**Directions**
The records that follow are to be repeated exactly, with the pictures removed.

•••

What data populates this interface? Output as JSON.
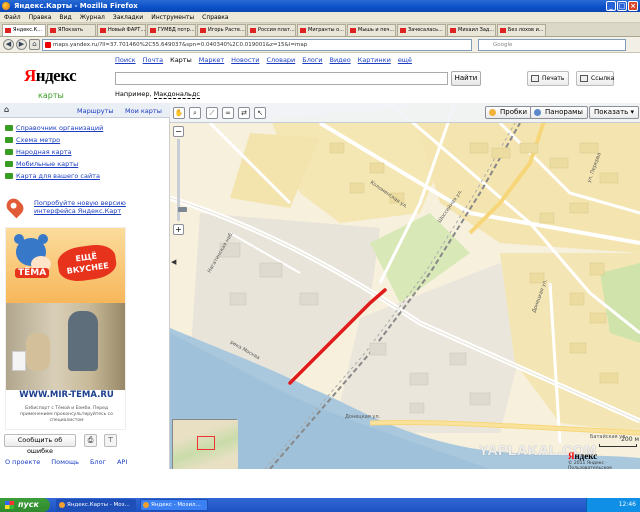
{
  "window": {
    "title": "Яндекс.Карты - Mozilla Firefox"
  },
  "menu": [
    "Файл",
    "Правка",
    "Вид",
    "Журнал",
    "Закладки",
    "Инструменты",
    "Справка"
  ],
  "tabs": [
    "Яндекс.К...",
    "ЯПокзать",
    "Новый ФАРТ...",
    "ГУМВД потр...",
    "Игорь Расте...",
    "Россия плат...",
    "Мигранты о...",
    "Мышь и печ...",
    "Зачесалась...",
    "Михаил Зад...",
    "Без лохов и..."
  ],
  "nav": {
    "url": "maps.yandex.ru/?ll=37.701460%2C55.649037&spn=0.040340%2C0.019001&z=15&l=map",
    "search_placeholder": "Google"
  },
  "header": {
    "logo_main": "Яндекс",
    "logo_sub": "карты",
    "nav_links": [
      "Поиск",
      "Почта",
      "Карты",
      "Маркет",
      "Новости",
      "Словари",
      "Блоги",
      "Видео",
      "Картинки",
      "ещё"
    ],
    "current": "Карты",
    "find_label": "Найти",
    "example_prefix": "Например,",
    "example_link": "Макдональдс",
    "print_label": "Печать",
    "link_label": "Ссылка"
  },
  "sidebar": {
    "tab_routes": "Маршруты",
    "tab_mymaps": "Мои карты",
    "links": [
      "Справочник организаций",
      "Схема метро",
      "Народная карта",
      "Мобильные карты",
      "Карта для вашего сайта"
    ],
    "update_note": "Попробуйте новую версию интерфейса Яндекс.Карт",
    "ad": {
      "brand": "ТЁМА",
      "slogan": "ЕЩЁ ВКУСНЕЕ",
      "url": "WWW.MIR-TEMA.RU",
      "fine": "Бэбиспорт с Тёмой и Бэмби. Перед применением проконсультируйтесь со специалистом"
    },
    "report_label": "Сообщить об ошибке",
    "footer_links": [
      "О проекте",
      "Помощь",
      "Блог",
      "API"
    ]
  },
  "map": {
    "traffic_label": "Пробки",
    "panorama_label": "Панорамы",
    "show_label": "Показать",
    "scale_label": "200 м",
    "yandex_label": "Яндекс",
    "copyright": "© 2011 Яндекс · Пользовательское соглашение",
    "watermark": "YAPLAKAL.COM",
    "streets": [
      "Нагатинская наб.",
      "Коломенская ул.",
      "Шоссейная ул.",
      "Батайская ул.",
      "Донецкая ул.",
      "Братиславская ул.",
      "Люблинская ул.",
      "Перерва ул.",
      "Ставропольская ул.",
      "река Москва"
    ],
    "highlight_color": "#e01b1b"
  },
  "taskbar": {
    "start": "пуск",
    "items": [
      "Яндекс.Карты - Моз...",
      "Яндекс - Мозил..."
    ],
    "time": "12:46"
  }
}
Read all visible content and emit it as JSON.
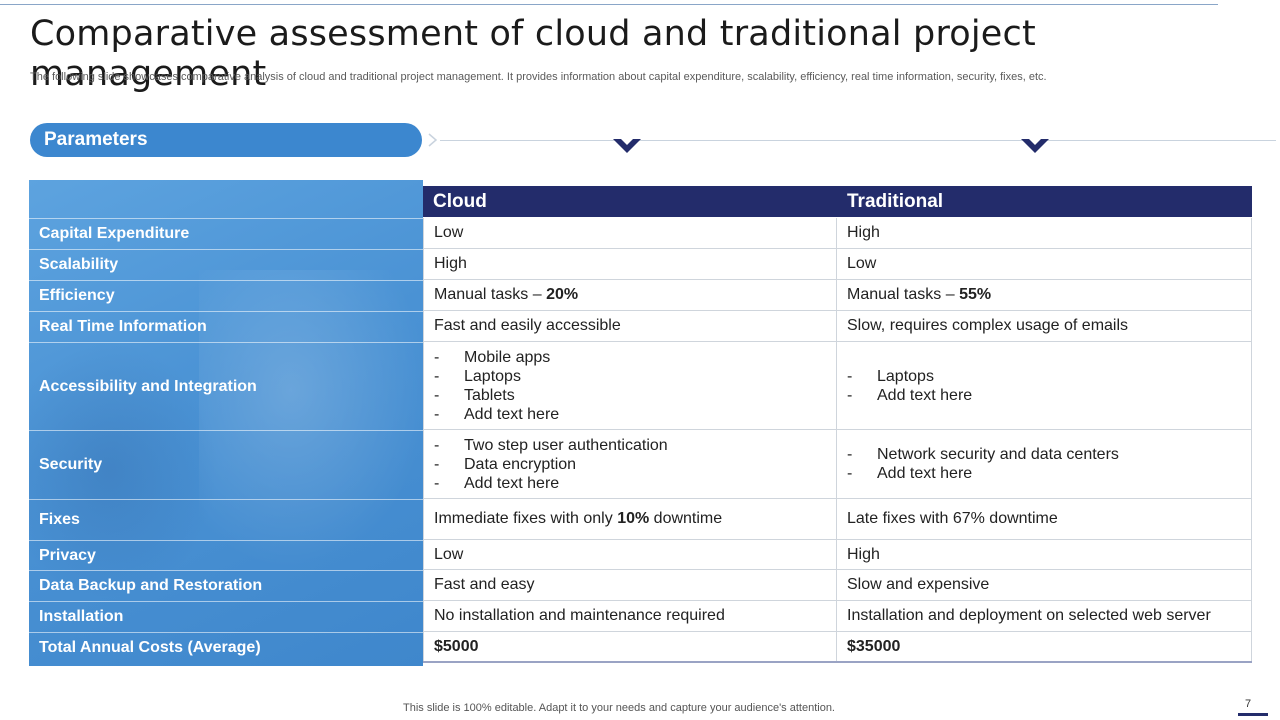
{
  "slide": {
    "title": "Comparative assessment of cloud and traditional project management",
    "subtitle": "The following slide showcases comparative analysis of cloud and traditional project management. It provides information about capital expenditure, scalability, efficiency, real time information, security, fixes, etc.",
    "parameters_label": "Parameters",
    "footer": "This slide is 100% editable. Adapt it to your needs and capture your audience's attention.",
    "page_number": "7"
  },
  "table": {
    "columns": [
      "Cloud",
      "Traditional"
    ],
    "rows": [
      {
        "param": "Capital Expenditure",
        "cloud": "Low",
        "traditional": "High"
      },
      {
        "param": "Scalability",
        "cloud": "High",
        "traditional": "Low"
      },
      {
        "param": "Efficiency",
        "cloud_prefix": "Manual tasks – ",
        "cloud_bold": "20%",
        "trad_prefix": "Manual tasks – ",
        "trad_bold": "55%"
      },
      {
        "param": "Real Time Information",
        "cloud": "Fast and easily accessible",
        "traditional": "Slow, requires complex usage of emails"
      },
      {
        "param": "Accessibility and Integration",
        "cloud_list": [
          "Mobile apps",
          "Laptops",
          "Tablets",
          "Add text here"
        ],
        "trad_list": [
          "Laptops",
          "Add text here"
        ]
      },
      {
        "param": "Security",
        "cloud_list": [
          "Two step user authentication",
          "Data encryption",
          "Add text here"
        ],
        "trad_list": [
          "Network security and data centers",
          "Add text here"
        ]
      },
      {
        "param": "Fixes",
        "cloud_prefix": "Immediate fixes with only ",
        "cloud_bold": "10%",
        "cloud_suffix": " downtime",
        "traditional": "Late fixes with 67% downtime"
      },
      {
        "param": "Privacy",
        "cloud": "Low",
        "traditional": "High"
      },
      {
        "param": "Data Backup and Restoration",
        "cloud": "Fast and easy",
        "traditional": "Slow and expensive"
      },
      {
        "param": "Installation",
        "cloud": "No installation and maintenance required",
        "traditional": "Installation  and deployment on selected web server"
      },
      {
        "param": "Total Annual Costs (Average)",
        "cloud_bold_only": "$5000",
        "trad_bold_only": "$35000"
      }
    ],
    "list_dash": "-"
  },
  "colors": {
    "accent_blue": "#3c87cf",
    "header_navy": "#232c6b"
  }
}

•••

**Response to this exercise**
What data populates this interface? Output as JSON.
{
  "window": {
    "title": "Яндекс.Карты - Mozilla Firefox"
  },
  "menu": [
    "Файл",
    "Правка",
    "Вид",
    "Журнал",
    "Закладки",
    "Инструменты",
    "Справка"
  ],
  "tabs": [
    "Яндекс.К...",
    "ЯПокзать",
    "Новый ФАРТ...",
    "ГУМВД потр...",
    "Игорь Расте...",
    "Россия плат...",
    "Мигранты о...",
    "Мышь и печ...",
    "Зачесалась...",
    "Михаил Зад...",
    "Без лохов и..."
  ],
  "nav": {
    "url": "maps.yandex.ru/?ll=37.701460%2C55.649037&spn=0.040340%2C0.019001&z=15&l=map",
    "search_placeholder": "Google"
  },
  "header": {
    "logo_main": "Яндекс",
    "logo_sub": "карты",
    "nav_links": [
      "Поиск",
      "Почта",
      "Карты",
      "Маркет",
      "Новости",
      "Словари",
      "Блоги",
      "Видео",
      "Картинки",
      "ещё"
    ],
    "current": "Карты",
    "find_label": "Найти",
    "example_prefix": "Например,",
    "example_link": "Макдональдс",
    "print_label": "Печать",
    "link_label": "Ссылка"
  },
  "sidebar": {
    "tab_routes": "Маршруты",
    "tab_mymaps": "Мои карты",
    "links": [
      "Справочник организаций",
      "Схема метро",
      "Народная карта",
      "Мобильные карты",
      "Карта для вашего сайта"
    ],
    "update_note": "Попробуйте новую версию интерфейса Яндекс.Карт",
    "ad": {
      "brand": "ТЁМА",
      "slogan": "ЕЩЁ ВКУСНЕЕ",
      "url": "WWW.MIR-TEMA.RU",
      "fine": "Бэбиспорт с Тёмой и Бэмби. Перед применением проконсультируйтесь со специалистом"
    },
    "report_label": "Сообщить об ошибке",
    "footer_links": [
      "О проекте",
      "Помощь",
      "Блог",
      "API"
    ]
  },
  "map": {
    "traffic_label": "Пробки",
    "panorama_label": "Панорамы",
    "show_label": "Показать",
    "scale_label": "200 м",
    "yandex_label": "Яндекс",
    "copyright": "© 2011 Яндекс · Пользовательское соглашение",
    "watermark": "YAPLAKAL.COM",
    "streets": [
      "Нагатинская наб.",
      "Коломенская ул.",
      "Шоссейная ул.",
      "Батайская ул.",
      "Донецкая ул.",
      "Братиславская ул.",
      "Люблинская ул.",
      "Перерва ул.",
      "Ставропольская ул.",
      "река Москва"
    ],
    "highlight_color": "#e01b1b"
  },
  "taskbar": {
    "start": "пуск",
    "items": [
      "Яндекс.Карты - Моз...",
      "Яндекс - Мозил..."
    ],
    "time": "12:46"
  }
}
Read all visible content and emit it as JSON.
{
  "slide": {
    "title": "Comparative assessment of cloud and traditional project management",
    "subtitle": "The following slide showcases comparative analysis of cloud and traditional project management. It provides information about capital expenditure, scalability, efficiency, real time information, security, fixes, etc.",
    "parameters_label": "Parameters",
    "footer": "This slide is 100% editable. Adapt it to your needs and capture your audience's attention.",
    "page_number": "7"
  },
  "table": {
    "columns": [
      "Cloud",
      "Traditional"
    ],
    "rows": [
      {
        "param": "Capital Expenditure",
        "cloud": "Low",
        "traditional": "High"
      },
      {
        "param": "Scalability",
        "cloud": "High",
        "traditional": "Low"
      },
      {
        "param": "Efficiency",
        "cloud_prefix": "Manual tasks – ",
        "cloud_bold": "20%",
        "trad_prefix": "Manual tasks – ",
        "trad_bold": "55%"
      },
      {
        "param": "Real Time Information",
        "cloud": "Fast and easily accessible",
        "traditional": "Slow, requires complex usage of emails"
      },
      {
        "param": "Accessibility and Integration",
        "cloud_list": [
          "Mobile apps",
          "Laptops",
          "Tablets",
          "Add text here"
        ],
        "trad_list": [
          "Laptops",
          "Add text here"
        ]
      },
      {
        "param": "Security",
        "cloud_list": [
          "Two step user authentication",
          "Data encryption",
          "Add text here"
        ],
        "trad_list": [
          "Network security and data centers",
          "Add text here"
        ]
      },
      {
        "param": "Fixes",
        "cloud_prefix": "Immediate fixes with only ",
        "cloud_bold": "10%",
        "cloud_suffix": " downtime",
        "traditional": "Late fixes with 67% downtime"
      },
      {
        "param": "Privacy",
        "cloud": "Low",
        "traditional": "High"
      },
      {
        "param": "Data Backup and Restoration",
        "cloud": "Fast and easy",
        "traditional": "Slow and expensive"
      },
      {
        "param": "Installation",
        "cloud": "No installation and maintenance required",
        "traditional": "Installation  and deployment on selected web server"
      },
      {
        "param": "Total Annual Costs (Average)",
        "cloud_bold_only": "$5000",
        "trad_bold_only": "$35000"
      }
    ],
    "list_dash": "-"
  },
  "colors": {
    "accent_blue": "#3c87cf",
    "header_navy": "#232c6b"
  }
}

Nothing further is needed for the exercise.